— Start Record list —

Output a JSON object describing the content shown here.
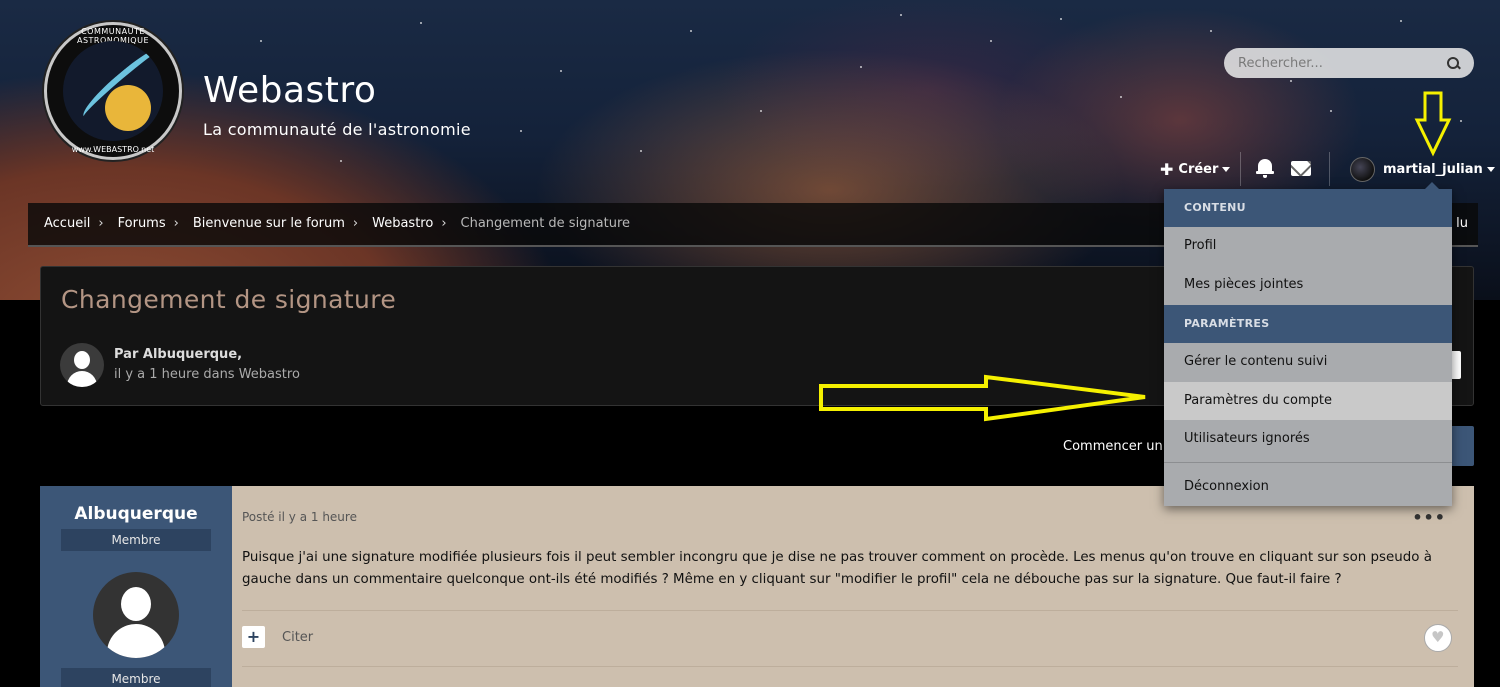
{
  "site": {
    "title": "Webastro",
    "tagline": "La communauté de l'astronomie",
    "logo_text_top": "COMMUNAUTE ASTRONOMIQUE",
    "logo_text_bottom": "www.WEBASTRO.net"
  },
  "search": {
    "placeholder": "Rechercher..."
  },
  "userbar": {
    "create_label": "Créer",
    "username": "martial_julian"
  },
  "breadcrumb": {
    "items": [
      "Accueil",
      "Forums",
      "Bienvenue sur le forum",
      "Webastro"
    ],
    "current": "Changement de signature",
    "right_text": "e lu"
  },
  "topic": {
    "title": "Changement de signature",
    "author": "Par Albuquerque,",
    "posted_in": "il y a 1 heure dans Webastro",
    "start_topic": "Commencer un n"
  },
  "post": {
    "author": "Albuquerque",
    "rank": "Membre",
    "rank_bottom": "Membre",
    "time": "Posté il y a 1 heure",
    "more": "•••",
    "body": "Puisque j'ai une signature modifiée plusieurs fois il peut sembler incongru que je dise ne pas trouver comment on procède. Les menus qu'on trouve en cliquant sur son pseudo à gauche  dans un commentaire quelconque ont-ils été modifiés ? Même en y cliquant sur \"modifier le profil\" cela ne débouche pas sur la signature.  Que faut-il faire ?",
    "plus": "+",
    "quote": "Citer"
  },
  "menu": {
    "section_content": "CONTENU",
    "profile": "Profil",
    "attachments": "Mes pièces jointes",
    "section_settings": "PARAMÈTRES",
    "followed": "Gérer le contenu suivi",
    "account_settings": "Paramètres du compte",
    "ignored_users": "Utilisateurs ignorés",
    "logout": "Déconnexion"
  },
  "colors": {
    "accent": "#3c5677",
    "annotation": "#f5f000",
    "post_bg": "#cdbfae",
    "topic_title": "#b39584"
  },
  "icons": [
    "search-icon",
    "plus-icon",
    "bell-icon",
    "envelope-icon",
    "heart-icon",
    "ellipsis-icon",
    "user-avatar-icon"
  ]
}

— End Record list —

### What this task involves
Return the listing above unchanged, apart from dropping its pictures.

### Result for this task
Output a JSON object describing the content shown here.
{
  "site": {
    "title": "Webastro",
    "tagline": "La communauté de l'astronomie",
    "logo_text_top": "COMMUNAUTE ASTRONOMIQUE",
    "logo_text_bottom": "www.WEBASTRO.net"
  },
  "search": {
    "placeholder": "Rechercher..."
  },
  "userbar": {
    "create_label": "Créer",
    "username": "martial_julian"
  },
  "breadcrumb": {
    "items": [
      "Accueil",
      "Forums",
      "Bienvenue sur le forum",
      "Webastro"
    ],
    "current": "Changement de signature",
    "right_text": "e lu"
  },
  "topic": {
    "title": "Changement de signature",
    "author": "Par Albuquerque,",
    "posted_in": "il y a 1 heure dans Webastro",
    "start_topic": "Commencer un n"
  },
  "post": {
    "author": "Albuquerque",
    "rank": "Membre",
    "rank_bottom": "Membre",
    "time": "Posté il y a 1 heure",
    "more": "•••",
    "body": "Puisque j'ai une signature modifiée plusieurs fois il peut sembler incongru que je dise ne pas trouver comment on procède. Les menus qu'on trouve en cliquant sur son pseudo à gauche  dans un commentaire quelconque ont-ils été modifiés ? Même en y cliquant sur \"modifier le profil\" cela ne débouche pas sur la signature.  Que faut-il faire ?",
    "plus": "+",
    "quote": "Citer"
  },
  "menu": {
    "section_content": "CONTENU",
    "profile": "Profil",
    "attachments": "Mes pièces jointes",
    "section_settings": "PARAMÈTRES",
    "followed": "Gérer le contenu suivi",
    "account_settings": "Paramètres du compte",
    "ignored_users": "Utilisateurs ignorés",
    "logout": "Déconnexion"
  },
  "colors": {
    "accent": "#3c5677",
    "annotation": "#f5f000",
    "post_bg": "#cdbfae",
    "topic_title": "#b39584"
  },
  "icons": [
    "search-icon",
    "plus-icon",
    "bell-icon",
    "envelope-icon",
    "heart-icon",
    "ellipsis-icon",
    "user-avatar-icon"
  ]
}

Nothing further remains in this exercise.